**WHAT YOU SHOULD DO:** Please write out the material below exactly as given.

**EXTRACTED MATERIAL:**
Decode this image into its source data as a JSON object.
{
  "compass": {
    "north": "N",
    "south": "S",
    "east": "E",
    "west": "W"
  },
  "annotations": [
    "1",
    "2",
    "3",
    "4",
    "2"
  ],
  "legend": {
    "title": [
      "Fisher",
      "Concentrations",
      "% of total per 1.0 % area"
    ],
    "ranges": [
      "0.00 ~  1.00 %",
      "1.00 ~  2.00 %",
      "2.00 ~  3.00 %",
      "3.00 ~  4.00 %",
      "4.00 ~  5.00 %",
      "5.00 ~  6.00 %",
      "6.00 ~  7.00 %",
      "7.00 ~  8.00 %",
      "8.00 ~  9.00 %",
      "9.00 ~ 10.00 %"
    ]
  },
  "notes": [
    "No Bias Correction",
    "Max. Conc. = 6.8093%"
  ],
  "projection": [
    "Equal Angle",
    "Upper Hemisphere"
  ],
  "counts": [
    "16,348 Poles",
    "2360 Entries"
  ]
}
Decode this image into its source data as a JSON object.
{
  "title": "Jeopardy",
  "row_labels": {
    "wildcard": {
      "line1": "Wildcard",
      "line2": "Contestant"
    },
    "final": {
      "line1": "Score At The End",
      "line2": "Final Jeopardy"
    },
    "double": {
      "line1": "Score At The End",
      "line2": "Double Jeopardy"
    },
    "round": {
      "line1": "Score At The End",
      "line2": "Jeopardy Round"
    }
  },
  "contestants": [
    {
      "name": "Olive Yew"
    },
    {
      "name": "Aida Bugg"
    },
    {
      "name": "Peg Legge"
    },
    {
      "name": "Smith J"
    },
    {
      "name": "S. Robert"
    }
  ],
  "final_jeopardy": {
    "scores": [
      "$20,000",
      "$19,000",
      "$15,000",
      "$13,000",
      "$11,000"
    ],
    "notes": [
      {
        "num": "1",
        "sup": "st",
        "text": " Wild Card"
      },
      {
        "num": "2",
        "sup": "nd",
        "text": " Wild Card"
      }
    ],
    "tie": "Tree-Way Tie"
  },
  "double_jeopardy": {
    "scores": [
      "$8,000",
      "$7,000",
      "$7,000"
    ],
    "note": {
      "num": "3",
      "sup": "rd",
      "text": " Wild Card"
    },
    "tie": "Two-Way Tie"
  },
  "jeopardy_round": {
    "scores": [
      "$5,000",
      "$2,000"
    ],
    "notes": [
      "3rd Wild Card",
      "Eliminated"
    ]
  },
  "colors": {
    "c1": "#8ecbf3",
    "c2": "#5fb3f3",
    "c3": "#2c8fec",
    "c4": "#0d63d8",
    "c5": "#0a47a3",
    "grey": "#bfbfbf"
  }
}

**OUTPUT BELOW:**
Decode this image into its source data as a JSON object.
{
  "compass": {
    "north": "N",
    "south": "S",
    "east": "E",
    "west": "W"
  },
  "annotations": [
    "1",
    "2",
    "3",
    "4",
    "2"
  ],
  "legend": {
    "title": [
      "Fisher",
      "Concentrations",
      "% of total per 1.0 % area"
    ],
    "ranges": [
      "0.00 ~  1.00 %",
      "1.00 ~  2.00 %",
      "2.00 ~  3.00 %",
      "3.00 ~  4.00 %",
      "4.00 ~  5.00 %",
      "5.00 ~  6.00 %",
      "6.00 ~  7.00 %",
      "7.00 ~  8.00 %",
      "8.00 ~  9.00 %",
      "9.00 ~ 10.00 %"
    ]
  },
  "notes": [
    "No Bias Correction",
    "Max. Conc. = 6.8093%"
  ],
  "projection": [
    "Equal Angle",
    "Upper Hemisphere"
  ],
  "counts": [
    "16,348 Poles",
    "2360 Entries"
  ]
}
Decode this image into its source data as a JSON object.
{
  "title": "Jeopardy",
  "row_labels": {
    "wildcard": {
      "line1": "Wildcard",
      "line2": "Contestant"
    },
    "final": {
      "line1": "Score At The End",
      "line2": "Final Jeopardy"
    },
    "double": {
      "line1": "Score At The End",
      "line2": "Double Jeopardy"
    },
    "round": {
      "line1": "Score At The End",
      "line2": "Jeopardy Round"
    }
  },
  "contestants": [
    {
      "name": "Olive Yew"
    },
    {
      "name": "Aida Bugg"
    },
    {
      "name": "Peg Legge"
    },
    {
      "name": "Smith J"
    },
    {
      "name": "S. Robert"
    }
  ],
  "final_jeopardy": {
    "scores": [
      "$20,000",
      "$19,000",
      "$15,000",
      "$13,000",
      "$11,000"
    ],
    "notes": [
      {
        "num": "1",
        "sup": "st",
        "text": " Wild Card"
      },
      {
        "num": "2",
        "sup": "nd",
        "text": " Wild Card"
      }
    ],
    "tie": "Tree-Way Tie"
  },
  "double_jeopardy": {
    "scores": [
      "$8,000",
      "$7,000",
      "$7,000"
    ],
    "note": {
      "num": "3",
      "sup": "rd",
      "text": " Wild Card"
    },
    "tie": "Two-Way Tie"
  },
  "jeopardy_round": {
    "scores": [
      "$5,000",
      "$2,000"
    ],
    "notes": [
      "3rd Wild Card",
      "Eliminated"
    ]
  },
  "colors": {
    "c1": "#8ecbf3",
    "c2": "#5fb3f3",
    "c3": "#2c8fec",
    "c4": "#0d63d8",
    "c5": "#0a47a3",
    "grey": "#bfbfbf"
  }
}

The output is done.